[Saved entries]

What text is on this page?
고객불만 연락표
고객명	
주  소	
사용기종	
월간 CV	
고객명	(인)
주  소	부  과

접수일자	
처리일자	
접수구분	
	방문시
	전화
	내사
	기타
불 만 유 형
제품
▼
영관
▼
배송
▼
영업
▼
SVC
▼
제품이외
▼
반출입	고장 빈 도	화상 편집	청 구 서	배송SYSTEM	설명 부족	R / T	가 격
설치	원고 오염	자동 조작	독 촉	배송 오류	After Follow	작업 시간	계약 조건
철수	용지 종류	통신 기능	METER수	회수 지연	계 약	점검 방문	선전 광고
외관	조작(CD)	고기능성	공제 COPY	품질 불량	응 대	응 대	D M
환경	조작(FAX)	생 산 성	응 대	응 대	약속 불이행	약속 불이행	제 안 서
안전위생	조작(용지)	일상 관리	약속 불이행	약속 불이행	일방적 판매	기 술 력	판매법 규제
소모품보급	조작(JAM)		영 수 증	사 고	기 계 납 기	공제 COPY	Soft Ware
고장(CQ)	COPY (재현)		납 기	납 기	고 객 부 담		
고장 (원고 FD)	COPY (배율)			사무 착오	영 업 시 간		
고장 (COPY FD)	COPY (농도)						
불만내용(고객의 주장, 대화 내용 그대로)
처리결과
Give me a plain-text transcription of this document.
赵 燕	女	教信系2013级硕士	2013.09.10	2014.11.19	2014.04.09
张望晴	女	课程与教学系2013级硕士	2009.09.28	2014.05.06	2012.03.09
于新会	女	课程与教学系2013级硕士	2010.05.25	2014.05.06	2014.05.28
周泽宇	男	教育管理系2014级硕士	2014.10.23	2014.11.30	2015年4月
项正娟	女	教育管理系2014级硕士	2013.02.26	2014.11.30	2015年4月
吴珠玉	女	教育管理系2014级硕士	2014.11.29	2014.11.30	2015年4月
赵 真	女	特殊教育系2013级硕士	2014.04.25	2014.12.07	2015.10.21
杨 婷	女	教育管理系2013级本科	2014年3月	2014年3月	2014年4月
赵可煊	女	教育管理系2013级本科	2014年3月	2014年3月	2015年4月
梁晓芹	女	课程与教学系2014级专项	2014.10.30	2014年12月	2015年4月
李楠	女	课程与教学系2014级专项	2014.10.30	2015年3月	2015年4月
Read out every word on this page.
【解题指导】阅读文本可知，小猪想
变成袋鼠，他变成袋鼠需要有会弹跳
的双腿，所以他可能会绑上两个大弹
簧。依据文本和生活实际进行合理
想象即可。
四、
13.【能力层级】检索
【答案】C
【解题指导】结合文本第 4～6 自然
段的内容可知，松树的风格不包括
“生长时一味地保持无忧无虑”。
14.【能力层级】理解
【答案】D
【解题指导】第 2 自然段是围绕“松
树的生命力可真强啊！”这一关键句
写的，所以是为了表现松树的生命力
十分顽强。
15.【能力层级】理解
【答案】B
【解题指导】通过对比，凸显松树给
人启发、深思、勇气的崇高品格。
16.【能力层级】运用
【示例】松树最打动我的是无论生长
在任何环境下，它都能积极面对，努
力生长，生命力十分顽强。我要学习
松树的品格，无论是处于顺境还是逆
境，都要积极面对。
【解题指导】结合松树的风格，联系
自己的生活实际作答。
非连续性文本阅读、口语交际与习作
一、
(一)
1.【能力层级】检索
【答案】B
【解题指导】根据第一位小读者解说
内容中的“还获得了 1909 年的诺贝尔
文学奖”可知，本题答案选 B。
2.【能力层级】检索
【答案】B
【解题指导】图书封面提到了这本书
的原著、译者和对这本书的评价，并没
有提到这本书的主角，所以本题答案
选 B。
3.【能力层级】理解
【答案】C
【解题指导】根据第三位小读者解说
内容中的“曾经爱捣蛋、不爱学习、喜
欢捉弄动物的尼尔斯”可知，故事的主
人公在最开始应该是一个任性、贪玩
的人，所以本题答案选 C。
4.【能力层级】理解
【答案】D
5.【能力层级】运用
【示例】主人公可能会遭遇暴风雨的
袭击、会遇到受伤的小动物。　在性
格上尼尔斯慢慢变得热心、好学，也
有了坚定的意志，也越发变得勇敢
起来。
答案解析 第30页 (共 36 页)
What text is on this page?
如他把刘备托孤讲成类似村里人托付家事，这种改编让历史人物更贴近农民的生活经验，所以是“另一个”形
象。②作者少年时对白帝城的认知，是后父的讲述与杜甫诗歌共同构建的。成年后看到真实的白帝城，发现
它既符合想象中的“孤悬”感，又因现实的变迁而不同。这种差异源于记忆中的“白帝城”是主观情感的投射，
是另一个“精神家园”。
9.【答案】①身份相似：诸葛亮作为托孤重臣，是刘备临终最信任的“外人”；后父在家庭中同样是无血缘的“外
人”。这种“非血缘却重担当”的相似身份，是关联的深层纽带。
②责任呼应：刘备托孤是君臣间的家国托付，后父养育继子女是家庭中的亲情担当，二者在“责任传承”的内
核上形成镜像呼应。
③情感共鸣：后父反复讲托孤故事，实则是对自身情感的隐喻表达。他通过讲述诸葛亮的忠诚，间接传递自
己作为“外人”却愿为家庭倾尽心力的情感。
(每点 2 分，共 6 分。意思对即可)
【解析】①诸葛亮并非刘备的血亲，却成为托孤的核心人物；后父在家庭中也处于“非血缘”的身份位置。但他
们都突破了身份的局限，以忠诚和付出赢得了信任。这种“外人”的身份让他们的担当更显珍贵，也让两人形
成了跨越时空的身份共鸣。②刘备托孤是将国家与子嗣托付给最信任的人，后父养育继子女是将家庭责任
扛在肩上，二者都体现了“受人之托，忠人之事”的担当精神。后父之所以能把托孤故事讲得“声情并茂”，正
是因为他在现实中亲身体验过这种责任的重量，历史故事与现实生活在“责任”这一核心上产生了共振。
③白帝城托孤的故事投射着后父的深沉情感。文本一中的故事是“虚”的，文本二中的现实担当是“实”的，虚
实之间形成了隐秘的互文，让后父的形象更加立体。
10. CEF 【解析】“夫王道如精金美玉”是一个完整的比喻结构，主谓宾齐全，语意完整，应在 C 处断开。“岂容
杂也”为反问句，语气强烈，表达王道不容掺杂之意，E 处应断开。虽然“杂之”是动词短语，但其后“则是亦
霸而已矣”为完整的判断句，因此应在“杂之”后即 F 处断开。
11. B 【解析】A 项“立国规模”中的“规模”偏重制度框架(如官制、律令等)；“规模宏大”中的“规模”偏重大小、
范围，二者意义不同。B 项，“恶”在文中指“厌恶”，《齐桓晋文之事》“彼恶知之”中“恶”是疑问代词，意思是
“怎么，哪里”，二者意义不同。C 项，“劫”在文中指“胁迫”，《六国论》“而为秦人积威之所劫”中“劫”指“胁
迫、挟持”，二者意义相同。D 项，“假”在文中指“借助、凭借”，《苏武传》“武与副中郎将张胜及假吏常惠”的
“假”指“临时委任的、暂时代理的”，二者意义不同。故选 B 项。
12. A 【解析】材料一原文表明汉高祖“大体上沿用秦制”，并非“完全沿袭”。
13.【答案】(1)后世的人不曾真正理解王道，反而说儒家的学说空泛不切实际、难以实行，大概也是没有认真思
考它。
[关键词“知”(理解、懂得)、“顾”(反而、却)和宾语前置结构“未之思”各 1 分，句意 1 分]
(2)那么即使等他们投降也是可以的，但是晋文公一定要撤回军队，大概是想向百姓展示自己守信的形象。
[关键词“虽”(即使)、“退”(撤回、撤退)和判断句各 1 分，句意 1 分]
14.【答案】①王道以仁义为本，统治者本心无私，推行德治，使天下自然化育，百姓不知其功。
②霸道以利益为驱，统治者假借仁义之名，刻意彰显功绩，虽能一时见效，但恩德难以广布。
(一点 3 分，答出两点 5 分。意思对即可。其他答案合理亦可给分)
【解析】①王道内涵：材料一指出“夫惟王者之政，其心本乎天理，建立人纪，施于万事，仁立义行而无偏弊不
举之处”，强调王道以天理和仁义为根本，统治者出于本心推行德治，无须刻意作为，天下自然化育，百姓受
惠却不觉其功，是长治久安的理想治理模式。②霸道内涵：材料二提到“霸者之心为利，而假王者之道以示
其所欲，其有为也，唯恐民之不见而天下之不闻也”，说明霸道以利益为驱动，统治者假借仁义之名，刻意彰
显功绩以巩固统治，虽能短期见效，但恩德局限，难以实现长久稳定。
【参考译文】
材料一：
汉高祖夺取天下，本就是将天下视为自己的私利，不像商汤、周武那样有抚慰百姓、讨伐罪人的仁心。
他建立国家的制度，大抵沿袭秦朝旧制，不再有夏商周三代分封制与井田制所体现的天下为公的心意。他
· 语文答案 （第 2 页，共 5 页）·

*Requirement*
Filter the entries down to the lines with the word "统治者假借仁义之名" in them.

*Response*
②霸道以利益为驱，统治者假借仁义之名，刻意彰显功绩，虽能一时见效，但恩德难以广布。
其所欲，其有为也，唯恐民之不见而天下之不闻也”，说明霸道以利益为驱动，统治者假借仁义之名，刻意彰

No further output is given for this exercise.